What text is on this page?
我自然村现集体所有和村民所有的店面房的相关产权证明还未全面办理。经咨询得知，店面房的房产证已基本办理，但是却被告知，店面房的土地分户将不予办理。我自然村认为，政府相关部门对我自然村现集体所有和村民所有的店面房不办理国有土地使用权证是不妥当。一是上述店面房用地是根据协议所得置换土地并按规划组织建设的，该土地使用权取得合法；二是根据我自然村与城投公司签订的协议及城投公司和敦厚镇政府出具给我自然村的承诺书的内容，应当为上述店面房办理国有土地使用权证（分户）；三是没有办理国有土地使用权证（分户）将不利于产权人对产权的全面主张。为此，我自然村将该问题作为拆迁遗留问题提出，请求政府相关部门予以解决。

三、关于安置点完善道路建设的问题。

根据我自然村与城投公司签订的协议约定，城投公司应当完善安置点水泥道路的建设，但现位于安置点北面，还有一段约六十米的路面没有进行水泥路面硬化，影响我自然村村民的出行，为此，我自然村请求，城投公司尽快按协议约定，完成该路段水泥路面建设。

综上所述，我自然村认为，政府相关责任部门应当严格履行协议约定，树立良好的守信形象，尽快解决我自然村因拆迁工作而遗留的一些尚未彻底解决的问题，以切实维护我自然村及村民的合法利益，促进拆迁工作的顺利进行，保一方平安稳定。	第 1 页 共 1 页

Given problem → Make a verbatim copy of every entry shown above.

Full answer →
What text is on this page?
我自然村现集体所有和村民所有的店面房的相关产权证明还未全面办理。经咨询得知，店面房的房产证已基本办理，但是却被告知，店面房的土地分户将不予办理。我自然村认为，政府相关部门对我自然村现集体所有和村民所有的店面房不办理国有土地使用权证是不妥当。一是上述店面房用地是根据协议所得置换土地并按规划组织建设的，该土地使用权取得合法；二是根据我自然村与城投公司签订的协议及城投公司和敦厚镇政府出具给我自然村的承诺书的内容，应当为上述店面房办理国有土地使用权证（分户）；三是没有办理国有土地使用权证（分户）将不利于产权人对产权的全面主张。为此，我自然村将该问题作为拆迁遗留问题提出，请求政府相关部门予以解决。

三、关于安置点完善道路建设的问题。

根据我自然村与城投公司签订的协议约定，城投公司应当完善安置点水泥道路的建设，但现位于安置点北面，还有一段约六十米的路面没有进行水泥路面硬化，影响我自然村村民的出行，为此，我自然村请求，城投公司尽快按协议约定，完成该路段水泥路面建设。

综上所述，我自然村认为，政府相关责任部门应当严格履行协议约定，树立良好的守信形象，尽快解决我自然村因拆迁工作而遗留的一些尚未彻底解决的问题，以切实维护我自然村及村民的合法利益，促进拆迁工作的顺利进行，保一方平安稳定。	第 1 页 共 1 页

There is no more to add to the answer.